DATA TO USE.
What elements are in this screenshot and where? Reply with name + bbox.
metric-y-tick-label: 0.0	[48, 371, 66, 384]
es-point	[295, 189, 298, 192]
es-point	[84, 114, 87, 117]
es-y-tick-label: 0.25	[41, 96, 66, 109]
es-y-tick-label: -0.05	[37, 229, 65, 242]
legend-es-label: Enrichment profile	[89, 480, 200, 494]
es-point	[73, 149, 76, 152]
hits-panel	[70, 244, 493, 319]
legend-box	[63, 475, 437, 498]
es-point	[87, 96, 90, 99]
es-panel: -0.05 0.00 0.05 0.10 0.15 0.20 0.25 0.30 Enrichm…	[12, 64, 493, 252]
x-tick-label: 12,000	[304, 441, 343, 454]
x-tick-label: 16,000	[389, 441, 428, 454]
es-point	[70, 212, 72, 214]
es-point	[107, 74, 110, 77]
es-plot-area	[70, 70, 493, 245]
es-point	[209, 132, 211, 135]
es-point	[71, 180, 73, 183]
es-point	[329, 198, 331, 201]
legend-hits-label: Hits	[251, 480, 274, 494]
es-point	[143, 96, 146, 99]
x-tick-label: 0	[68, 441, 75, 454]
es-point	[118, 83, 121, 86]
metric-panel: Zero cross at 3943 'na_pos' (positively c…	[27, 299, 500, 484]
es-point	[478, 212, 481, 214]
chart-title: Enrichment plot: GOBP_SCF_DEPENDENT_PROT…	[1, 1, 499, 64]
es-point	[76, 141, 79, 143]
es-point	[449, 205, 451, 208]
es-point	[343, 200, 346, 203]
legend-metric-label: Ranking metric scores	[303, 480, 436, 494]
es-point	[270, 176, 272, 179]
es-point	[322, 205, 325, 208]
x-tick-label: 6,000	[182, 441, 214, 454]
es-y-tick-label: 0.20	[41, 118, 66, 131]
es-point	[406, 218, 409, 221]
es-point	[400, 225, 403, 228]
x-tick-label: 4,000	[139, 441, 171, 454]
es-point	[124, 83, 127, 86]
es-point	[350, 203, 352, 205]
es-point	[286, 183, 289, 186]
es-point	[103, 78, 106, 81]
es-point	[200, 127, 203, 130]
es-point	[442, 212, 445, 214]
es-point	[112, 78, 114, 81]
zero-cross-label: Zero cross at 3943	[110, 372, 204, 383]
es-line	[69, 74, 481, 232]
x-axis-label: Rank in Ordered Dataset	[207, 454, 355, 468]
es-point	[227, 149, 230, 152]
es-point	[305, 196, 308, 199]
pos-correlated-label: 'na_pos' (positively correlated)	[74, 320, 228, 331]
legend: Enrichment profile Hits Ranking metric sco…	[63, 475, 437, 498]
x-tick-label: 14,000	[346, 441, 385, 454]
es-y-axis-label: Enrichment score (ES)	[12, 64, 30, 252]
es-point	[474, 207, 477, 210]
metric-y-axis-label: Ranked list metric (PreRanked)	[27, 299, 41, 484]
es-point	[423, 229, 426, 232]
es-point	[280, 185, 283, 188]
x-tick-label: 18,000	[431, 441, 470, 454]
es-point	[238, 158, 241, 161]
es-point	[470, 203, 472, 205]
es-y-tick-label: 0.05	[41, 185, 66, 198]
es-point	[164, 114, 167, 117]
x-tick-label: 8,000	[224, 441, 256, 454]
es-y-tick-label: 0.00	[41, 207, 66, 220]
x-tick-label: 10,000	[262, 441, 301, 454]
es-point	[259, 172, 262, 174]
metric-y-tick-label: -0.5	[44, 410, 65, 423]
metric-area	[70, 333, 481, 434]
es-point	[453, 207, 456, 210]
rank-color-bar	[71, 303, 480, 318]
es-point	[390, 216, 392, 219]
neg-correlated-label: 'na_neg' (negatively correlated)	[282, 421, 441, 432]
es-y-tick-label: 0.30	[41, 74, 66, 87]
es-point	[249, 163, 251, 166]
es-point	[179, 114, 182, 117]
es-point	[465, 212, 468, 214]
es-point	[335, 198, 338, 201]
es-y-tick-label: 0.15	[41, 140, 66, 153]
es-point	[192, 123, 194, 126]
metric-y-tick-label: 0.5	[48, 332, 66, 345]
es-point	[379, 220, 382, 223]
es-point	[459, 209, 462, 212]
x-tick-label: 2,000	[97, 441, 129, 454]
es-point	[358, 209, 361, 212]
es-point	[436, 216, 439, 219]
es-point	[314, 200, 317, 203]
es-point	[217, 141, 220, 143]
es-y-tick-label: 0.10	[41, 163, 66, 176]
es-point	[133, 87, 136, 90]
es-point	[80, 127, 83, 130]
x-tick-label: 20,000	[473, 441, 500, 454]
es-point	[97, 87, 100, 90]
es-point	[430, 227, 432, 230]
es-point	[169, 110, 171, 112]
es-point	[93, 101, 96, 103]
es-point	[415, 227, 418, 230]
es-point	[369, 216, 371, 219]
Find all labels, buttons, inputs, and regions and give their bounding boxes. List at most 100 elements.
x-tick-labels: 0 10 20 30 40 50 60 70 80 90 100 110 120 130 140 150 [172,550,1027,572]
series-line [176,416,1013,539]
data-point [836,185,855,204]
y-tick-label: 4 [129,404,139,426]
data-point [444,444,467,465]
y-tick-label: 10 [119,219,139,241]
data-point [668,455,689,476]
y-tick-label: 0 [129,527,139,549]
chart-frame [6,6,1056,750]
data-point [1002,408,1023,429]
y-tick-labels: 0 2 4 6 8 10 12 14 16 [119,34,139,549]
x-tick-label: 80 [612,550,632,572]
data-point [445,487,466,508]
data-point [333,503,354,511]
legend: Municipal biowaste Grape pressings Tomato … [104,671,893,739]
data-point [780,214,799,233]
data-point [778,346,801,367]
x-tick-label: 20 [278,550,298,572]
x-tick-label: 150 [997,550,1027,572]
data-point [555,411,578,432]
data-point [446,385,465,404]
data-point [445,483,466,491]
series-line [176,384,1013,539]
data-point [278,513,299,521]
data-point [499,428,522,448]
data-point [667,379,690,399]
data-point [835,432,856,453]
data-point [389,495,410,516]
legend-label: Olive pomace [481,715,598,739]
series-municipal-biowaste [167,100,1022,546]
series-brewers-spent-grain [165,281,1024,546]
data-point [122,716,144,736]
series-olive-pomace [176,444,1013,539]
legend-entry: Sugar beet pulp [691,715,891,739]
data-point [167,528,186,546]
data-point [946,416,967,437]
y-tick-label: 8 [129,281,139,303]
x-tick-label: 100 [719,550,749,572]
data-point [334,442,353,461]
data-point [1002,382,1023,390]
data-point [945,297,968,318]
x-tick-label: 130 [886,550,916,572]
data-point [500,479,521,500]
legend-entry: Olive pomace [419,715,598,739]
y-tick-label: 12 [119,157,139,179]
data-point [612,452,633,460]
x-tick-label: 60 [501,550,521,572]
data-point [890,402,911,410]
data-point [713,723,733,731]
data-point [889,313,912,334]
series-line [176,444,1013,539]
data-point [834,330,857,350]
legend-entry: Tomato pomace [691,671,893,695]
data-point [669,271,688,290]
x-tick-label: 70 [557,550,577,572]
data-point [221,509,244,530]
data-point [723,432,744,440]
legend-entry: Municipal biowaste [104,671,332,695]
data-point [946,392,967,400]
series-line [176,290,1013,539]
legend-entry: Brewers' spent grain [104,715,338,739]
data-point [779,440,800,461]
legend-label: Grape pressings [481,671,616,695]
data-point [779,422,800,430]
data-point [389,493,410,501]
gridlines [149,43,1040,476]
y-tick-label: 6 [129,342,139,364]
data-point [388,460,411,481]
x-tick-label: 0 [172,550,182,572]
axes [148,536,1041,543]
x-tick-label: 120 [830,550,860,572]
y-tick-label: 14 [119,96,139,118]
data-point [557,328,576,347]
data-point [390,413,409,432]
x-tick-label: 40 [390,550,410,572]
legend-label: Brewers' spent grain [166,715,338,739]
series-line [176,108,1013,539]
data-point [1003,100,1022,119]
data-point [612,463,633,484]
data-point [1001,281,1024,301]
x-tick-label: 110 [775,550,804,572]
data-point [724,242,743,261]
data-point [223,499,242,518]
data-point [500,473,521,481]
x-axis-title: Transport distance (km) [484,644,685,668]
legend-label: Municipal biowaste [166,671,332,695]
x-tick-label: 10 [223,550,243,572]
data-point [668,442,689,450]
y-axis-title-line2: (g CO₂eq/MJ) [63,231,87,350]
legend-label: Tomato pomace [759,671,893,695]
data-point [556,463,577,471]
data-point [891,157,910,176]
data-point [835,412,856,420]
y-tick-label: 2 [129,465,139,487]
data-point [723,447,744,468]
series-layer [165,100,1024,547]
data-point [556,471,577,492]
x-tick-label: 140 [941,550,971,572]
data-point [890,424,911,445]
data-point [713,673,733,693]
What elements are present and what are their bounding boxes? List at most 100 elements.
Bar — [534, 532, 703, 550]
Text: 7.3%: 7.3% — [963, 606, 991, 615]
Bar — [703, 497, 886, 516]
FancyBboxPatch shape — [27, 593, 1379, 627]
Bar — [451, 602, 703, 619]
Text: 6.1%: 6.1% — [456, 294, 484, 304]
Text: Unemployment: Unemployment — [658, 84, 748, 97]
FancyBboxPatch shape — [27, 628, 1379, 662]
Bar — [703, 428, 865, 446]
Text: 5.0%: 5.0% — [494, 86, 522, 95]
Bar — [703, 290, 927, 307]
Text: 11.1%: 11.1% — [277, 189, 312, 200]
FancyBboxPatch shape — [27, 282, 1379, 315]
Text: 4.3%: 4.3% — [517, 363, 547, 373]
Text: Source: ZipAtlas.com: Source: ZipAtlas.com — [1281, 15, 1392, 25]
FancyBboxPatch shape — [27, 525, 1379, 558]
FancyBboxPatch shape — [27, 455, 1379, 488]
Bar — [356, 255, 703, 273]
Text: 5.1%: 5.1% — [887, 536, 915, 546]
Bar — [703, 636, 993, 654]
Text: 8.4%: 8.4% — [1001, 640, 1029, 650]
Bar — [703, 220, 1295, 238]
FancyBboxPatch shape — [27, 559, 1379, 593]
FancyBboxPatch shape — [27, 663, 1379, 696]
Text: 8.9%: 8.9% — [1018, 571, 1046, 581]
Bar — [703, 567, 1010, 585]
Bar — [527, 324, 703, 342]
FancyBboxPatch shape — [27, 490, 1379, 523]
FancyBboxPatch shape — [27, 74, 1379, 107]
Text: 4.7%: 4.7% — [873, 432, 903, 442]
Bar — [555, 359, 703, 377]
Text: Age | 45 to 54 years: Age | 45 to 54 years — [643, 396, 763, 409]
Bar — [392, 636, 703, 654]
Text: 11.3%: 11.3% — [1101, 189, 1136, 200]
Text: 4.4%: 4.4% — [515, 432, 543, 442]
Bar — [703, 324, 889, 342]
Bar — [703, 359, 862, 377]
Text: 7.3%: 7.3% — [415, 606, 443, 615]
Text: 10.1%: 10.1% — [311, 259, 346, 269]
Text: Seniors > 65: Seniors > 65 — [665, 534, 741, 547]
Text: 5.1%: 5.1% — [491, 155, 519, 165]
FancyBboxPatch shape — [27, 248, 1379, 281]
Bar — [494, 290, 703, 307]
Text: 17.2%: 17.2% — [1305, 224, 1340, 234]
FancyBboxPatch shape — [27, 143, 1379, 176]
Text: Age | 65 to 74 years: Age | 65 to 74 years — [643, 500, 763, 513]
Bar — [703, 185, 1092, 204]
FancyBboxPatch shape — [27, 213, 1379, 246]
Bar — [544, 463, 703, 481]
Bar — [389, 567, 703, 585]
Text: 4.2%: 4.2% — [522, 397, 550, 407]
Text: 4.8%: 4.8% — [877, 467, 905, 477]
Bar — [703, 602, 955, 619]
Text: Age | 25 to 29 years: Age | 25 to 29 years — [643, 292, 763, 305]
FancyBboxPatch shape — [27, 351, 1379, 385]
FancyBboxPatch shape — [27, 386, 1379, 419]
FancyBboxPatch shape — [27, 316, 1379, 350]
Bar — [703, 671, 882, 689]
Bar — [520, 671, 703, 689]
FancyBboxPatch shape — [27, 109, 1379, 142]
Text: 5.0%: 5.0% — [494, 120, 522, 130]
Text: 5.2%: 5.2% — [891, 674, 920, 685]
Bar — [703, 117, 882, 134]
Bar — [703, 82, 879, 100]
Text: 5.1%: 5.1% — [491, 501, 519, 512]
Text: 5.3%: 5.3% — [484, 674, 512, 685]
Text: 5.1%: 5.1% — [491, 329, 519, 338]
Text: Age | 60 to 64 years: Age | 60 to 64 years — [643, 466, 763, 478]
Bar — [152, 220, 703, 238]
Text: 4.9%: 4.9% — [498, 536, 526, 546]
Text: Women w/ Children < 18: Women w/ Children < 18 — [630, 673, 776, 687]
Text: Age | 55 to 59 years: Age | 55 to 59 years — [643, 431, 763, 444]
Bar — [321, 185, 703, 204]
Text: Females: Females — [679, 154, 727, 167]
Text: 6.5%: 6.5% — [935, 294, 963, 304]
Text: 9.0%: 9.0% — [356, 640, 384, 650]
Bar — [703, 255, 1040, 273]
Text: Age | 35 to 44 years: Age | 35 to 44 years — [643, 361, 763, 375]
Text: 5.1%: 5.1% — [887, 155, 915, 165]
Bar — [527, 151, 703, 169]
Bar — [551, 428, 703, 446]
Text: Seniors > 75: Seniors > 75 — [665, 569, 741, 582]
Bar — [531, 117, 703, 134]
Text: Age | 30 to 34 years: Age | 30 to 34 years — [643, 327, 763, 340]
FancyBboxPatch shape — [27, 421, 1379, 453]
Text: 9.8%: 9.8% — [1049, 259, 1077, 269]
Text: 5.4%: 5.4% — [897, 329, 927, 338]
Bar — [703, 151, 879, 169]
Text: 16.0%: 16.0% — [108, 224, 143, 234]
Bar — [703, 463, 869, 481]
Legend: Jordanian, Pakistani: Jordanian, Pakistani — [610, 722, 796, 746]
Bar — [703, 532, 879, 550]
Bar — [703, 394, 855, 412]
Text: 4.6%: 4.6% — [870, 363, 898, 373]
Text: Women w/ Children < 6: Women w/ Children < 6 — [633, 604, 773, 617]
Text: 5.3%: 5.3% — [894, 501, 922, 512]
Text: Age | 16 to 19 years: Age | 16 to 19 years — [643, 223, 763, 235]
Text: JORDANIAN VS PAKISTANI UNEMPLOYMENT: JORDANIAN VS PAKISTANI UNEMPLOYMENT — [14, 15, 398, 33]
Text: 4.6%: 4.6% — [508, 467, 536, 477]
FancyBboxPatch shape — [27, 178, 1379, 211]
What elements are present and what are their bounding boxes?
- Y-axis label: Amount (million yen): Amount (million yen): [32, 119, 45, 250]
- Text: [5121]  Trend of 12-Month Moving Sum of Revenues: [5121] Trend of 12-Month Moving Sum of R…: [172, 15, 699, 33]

SHORT EXERCISE. Can you reproduce everything from the start of the records down to and including the line containing "229, 65, 242]"?

ANSWER.
What elements are in this screenshot and where? Reply with name + bbox.
metric-y-tick-label: 0.0	[48, 371, 66, 384]
es-point	[295, 189, 298, 192]
es-point	[84, 114, 87, 117]
es-y-tick-label: 0.25	[41, 96, 66, 109]
es-y-tick-label: -0.05	[37, 229, 65, 242]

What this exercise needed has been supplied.